__AIM OF THE TASK__
Type out the records that follow, exactly as given.

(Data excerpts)
****

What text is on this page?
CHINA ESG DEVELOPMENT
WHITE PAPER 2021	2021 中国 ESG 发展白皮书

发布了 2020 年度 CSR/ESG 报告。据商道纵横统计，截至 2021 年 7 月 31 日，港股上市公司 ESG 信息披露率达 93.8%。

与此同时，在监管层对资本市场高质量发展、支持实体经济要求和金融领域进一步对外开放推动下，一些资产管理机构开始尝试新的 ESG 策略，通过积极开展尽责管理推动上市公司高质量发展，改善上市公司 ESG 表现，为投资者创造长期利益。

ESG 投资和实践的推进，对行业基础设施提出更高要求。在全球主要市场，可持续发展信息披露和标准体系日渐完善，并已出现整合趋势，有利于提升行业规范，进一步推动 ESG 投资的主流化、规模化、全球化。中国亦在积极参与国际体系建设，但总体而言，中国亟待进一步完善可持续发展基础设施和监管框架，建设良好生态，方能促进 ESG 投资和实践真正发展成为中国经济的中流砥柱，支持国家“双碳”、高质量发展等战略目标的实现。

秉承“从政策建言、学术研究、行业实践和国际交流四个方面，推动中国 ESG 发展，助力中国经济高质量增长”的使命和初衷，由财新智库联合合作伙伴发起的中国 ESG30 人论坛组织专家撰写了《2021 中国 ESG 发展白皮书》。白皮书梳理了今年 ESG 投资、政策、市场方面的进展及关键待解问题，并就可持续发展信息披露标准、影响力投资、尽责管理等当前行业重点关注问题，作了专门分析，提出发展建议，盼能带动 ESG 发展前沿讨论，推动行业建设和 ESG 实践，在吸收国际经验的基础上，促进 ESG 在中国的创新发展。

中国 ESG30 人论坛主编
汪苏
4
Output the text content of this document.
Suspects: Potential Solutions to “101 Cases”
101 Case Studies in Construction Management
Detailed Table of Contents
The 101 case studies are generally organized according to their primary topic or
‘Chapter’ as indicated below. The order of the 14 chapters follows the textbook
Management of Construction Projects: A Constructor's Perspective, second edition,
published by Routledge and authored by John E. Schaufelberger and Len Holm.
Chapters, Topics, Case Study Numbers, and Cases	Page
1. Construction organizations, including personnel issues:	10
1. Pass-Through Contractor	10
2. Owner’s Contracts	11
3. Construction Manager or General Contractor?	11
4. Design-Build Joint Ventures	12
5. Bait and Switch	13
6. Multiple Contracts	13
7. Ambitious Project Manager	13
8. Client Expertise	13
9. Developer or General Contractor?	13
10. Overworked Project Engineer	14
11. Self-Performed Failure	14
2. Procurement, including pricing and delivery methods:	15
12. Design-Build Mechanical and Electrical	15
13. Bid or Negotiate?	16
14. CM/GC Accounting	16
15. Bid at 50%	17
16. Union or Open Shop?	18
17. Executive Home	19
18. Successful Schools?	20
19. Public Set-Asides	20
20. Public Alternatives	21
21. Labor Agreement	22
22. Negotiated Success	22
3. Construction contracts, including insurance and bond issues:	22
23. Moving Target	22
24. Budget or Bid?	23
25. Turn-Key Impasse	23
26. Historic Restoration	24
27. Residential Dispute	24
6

****

__SOLVED PROBLEM__
What text is on this page?
CHINA ESG DEVELOPMENT
WHITE PAPER 2021	2021 中国 ESG 发展白皮书

发布了 2020 年度 CSR/ESG 报告。据商道纵横统计，截至 2021 年 7 月 31 日，港股上市公司 ESG 信息披露率达 93.8%。

与此同时，在监管层对资本市场高质量发展、支持实体经济要求和金融领域进一步对外开放推动下，一些资产管理机构开始尝试新的 ESG 策略，通过积极开展尽责管理推动上市公司高质量发展，改善上市公司 ESG 表现，为投资者创造长期利益。

ESG 投资和实践的推进，对行业基础设施提出更高要求。在全球主要市场，可持续发展信息披露和标准体系日渐完善，并已出现整合趋势，有利于提升行业规范，进一步推动 ESG 投资的主流化、规模化、全球化。中国亦在积极参与国际体系建设，但总体而言，中国亟待进一步完善可持续发展基础设施和监管框架，建设良好生态，方能促进 ESG 投资和实践真正发展成为中国经济的中流砥柱，支持国家“双碳”、高质量发展等战略目标的实现。

秉承“从政策建言、学术研究、行业实践和国际交流四个方面，推动中国 ESG 发展，助力中国经济高质量增长”的使命和初衷，由财新智库联合合作伙伴发起的中国 ESG30 人论坛组织专家撰写了《2021 中国 ESG 发展白皮书》。白皮书梳理了今年 ESG 投资、政策、市场方面的进展及关键待解问题，并就可持续发展信息披露标准、影响力投资、尽责管理等当前行业重点关注问题，作了专门分析，提出发展建议，盼能带动 ESG 发展前沿讨论，推动行业建设和 ESG 实践，在吸收国际经验的基础上，促进 ESG 在中国的创新发展。

中国 ESG30 人论坛主编
汪苏
4
Output the text content of this document.
Suspects: Potential Solutions to “101 Cases”
101 Case Studies in Construction Management
Detailed Table of Contents
The 101 case studies are generally organized according to their primary topic or
‘Chapter’ as indicated below. The order of the 14 chapters follows the textbook
Management of Construction Projects: A Constructor's Perspective, second edition,
published by Routledge and authored by John E. Schaufelberger and Len Holm.
Chapters, Topics, Case Study Numbers, and Cases	Page
1. Construction organizations, including personnel issues:	10
1. Pass-Through Contractor	10
2. Owner’s Contracts	11
3. Construction Manager or General Contractor?	11
4. Design-Build Joint Ventures	12
5. Bait and Switch	13
6. Multiple Contracts	13
7. Ambitious Project Manager	13
8. Client Expertise	13
9. Developer or General Contractor?	13
10. Overworked Project Engineer	14
11. Self-Performed Failure	14
2. Procurement, including pricing and delivery methods:	15
12. Design-Build Mechanical and Electrical	15
13. Bid or Negotiate?	16
14. CM/GC Accounting	16
15. Bid at 50%	17
16. Union or Open Shop?	18
17. Executive Home	19
18. Successful Schools?	20
19. Public Set-Asides	20
20. Public Alternatives	21
21. Labor Agreement	22
22. Negotiated Success	22
3. Construction contracts, including insurance and bond issues:	22
23. Moving Target	22
24. Budget or Bid?	23
25. Turn-Key Impasse	23
26. Historic Restoration	24
27. Residential Dispute	24
6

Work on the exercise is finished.